— What is expected —
Extract, from the listing that follows, each line containing the word "chinese".
--- start Source material ---
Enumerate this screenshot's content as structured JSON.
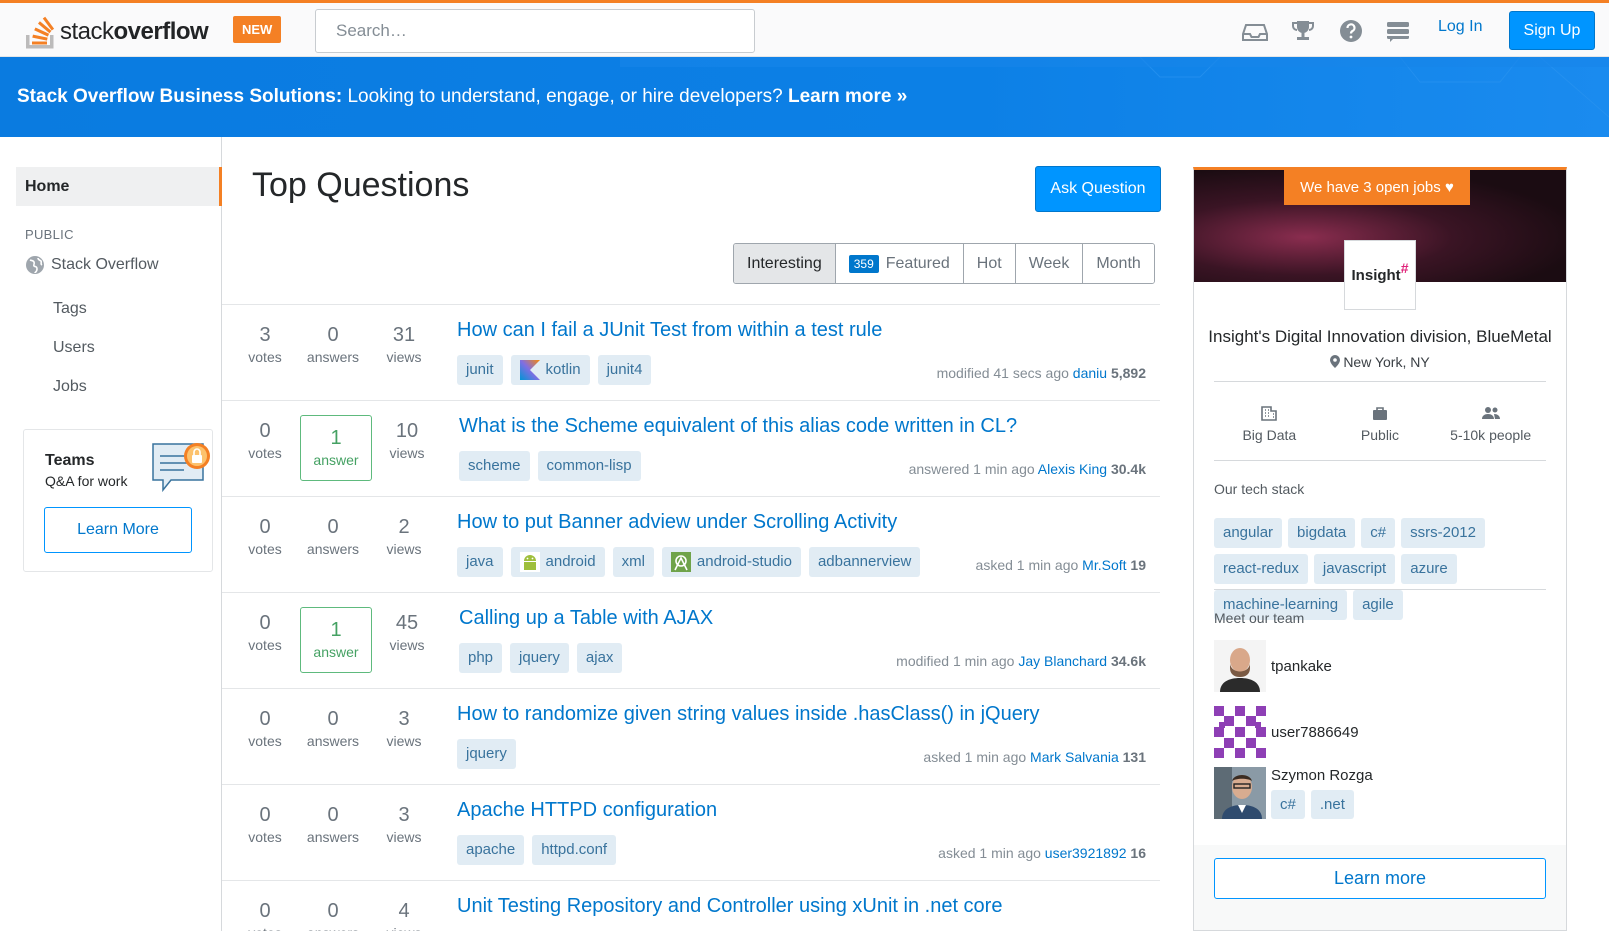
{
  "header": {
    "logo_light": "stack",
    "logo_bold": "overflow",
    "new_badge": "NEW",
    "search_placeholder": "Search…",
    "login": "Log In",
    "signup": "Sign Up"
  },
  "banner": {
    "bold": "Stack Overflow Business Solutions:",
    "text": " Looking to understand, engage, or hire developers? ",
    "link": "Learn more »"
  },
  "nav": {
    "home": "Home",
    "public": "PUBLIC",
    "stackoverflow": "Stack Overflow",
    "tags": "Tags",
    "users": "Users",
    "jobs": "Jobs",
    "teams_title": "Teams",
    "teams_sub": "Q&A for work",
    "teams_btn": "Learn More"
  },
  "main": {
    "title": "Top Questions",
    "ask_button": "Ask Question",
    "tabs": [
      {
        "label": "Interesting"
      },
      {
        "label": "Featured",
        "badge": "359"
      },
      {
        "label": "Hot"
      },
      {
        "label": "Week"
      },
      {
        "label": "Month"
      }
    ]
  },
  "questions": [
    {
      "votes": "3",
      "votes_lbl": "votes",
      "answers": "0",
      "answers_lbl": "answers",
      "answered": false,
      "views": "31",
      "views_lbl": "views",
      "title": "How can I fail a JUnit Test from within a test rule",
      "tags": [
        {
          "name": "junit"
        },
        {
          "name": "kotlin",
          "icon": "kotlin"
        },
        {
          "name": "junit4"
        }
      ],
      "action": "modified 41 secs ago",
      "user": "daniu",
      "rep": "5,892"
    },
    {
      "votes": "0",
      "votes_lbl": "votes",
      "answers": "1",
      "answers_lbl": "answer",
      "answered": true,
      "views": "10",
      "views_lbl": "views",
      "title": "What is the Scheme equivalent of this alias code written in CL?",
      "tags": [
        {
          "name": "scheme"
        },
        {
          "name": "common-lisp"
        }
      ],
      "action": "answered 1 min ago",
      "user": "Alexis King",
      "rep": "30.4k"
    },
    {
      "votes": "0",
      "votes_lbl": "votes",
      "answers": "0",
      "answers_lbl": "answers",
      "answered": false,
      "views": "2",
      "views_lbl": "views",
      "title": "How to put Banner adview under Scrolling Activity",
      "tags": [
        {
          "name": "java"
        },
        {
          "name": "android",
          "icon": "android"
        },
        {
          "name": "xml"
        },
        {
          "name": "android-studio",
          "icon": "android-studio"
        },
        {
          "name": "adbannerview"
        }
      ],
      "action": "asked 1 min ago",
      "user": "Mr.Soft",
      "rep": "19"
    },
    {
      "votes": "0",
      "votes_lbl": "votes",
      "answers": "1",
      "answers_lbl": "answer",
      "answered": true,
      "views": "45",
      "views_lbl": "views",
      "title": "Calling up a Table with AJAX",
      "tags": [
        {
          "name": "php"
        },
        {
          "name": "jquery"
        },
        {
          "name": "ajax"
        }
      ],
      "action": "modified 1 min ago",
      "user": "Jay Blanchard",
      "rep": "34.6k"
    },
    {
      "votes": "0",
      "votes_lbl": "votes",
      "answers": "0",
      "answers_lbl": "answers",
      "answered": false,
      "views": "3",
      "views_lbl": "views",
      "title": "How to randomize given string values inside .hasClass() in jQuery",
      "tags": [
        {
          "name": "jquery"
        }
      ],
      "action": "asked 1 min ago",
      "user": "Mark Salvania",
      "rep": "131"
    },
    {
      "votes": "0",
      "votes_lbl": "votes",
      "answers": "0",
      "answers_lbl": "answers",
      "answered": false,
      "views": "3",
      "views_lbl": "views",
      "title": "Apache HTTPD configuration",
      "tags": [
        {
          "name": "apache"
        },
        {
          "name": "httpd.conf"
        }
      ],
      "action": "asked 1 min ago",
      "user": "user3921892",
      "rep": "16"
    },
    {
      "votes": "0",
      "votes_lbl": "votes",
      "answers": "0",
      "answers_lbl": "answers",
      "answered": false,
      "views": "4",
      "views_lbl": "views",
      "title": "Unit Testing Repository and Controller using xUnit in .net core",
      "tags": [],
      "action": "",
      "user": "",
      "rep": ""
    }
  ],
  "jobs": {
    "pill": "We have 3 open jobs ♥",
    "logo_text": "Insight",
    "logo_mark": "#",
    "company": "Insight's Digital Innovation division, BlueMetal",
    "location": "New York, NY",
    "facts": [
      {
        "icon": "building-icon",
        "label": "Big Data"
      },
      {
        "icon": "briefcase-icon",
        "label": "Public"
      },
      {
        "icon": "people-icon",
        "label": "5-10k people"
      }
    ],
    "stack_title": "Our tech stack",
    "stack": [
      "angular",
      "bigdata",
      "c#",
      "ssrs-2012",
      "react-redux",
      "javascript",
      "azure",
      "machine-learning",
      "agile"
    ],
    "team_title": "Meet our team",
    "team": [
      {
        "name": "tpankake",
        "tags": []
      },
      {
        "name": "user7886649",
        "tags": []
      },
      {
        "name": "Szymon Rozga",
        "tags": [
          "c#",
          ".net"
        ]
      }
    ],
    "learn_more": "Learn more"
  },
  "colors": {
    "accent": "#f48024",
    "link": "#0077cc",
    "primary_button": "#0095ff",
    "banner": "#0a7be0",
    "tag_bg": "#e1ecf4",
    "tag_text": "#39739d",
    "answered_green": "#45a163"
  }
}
--- end Source material ---
--- start Source material ---
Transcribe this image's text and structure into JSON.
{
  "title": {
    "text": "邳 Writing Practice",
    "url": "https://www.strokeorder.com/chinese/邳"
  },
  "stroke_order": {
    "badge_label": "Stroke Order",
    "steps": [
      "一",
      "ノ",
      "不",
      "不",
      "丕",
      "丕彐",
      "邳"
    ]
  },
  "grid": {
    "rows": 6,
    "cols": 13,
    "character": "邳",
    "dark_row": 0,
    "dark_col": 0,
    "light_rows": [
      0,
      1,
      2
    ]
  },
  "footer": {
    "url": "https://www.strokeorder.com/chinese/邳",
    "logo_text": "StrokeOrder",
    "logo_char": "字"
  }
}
--- end Source material ---
--- start Source material ---
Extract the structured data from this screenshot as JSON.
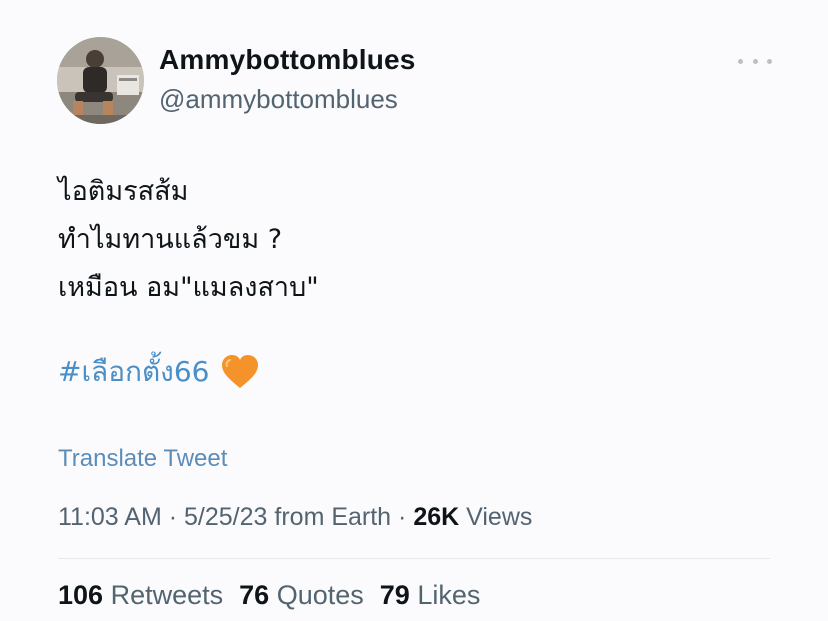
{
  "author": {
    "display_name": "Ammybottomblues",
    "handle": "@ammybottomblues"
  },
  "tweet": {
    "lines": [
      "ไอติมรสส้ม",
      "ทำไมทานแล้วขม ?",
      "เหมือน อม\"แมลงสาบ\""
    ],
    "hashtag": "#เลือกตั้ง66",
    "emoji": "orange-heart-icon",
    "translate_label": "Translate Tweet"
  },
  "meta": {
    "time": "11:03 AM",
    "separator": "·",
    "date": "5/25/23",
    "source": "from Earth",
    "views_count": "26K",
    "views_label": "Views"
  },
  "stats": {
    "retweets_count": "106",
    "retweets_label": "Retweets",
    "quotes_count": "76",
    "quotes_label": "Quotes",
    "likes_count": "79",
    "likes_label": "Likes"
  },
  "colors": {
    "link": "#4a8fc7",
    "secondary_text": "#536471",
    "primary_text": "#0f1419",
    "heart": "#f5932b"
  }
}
--- end Source material ---
— Task result —
    "url": "https://www.strokeorder.com/chinese/邳"
    "url": "https://www.strokeorder.com/chinese/邳",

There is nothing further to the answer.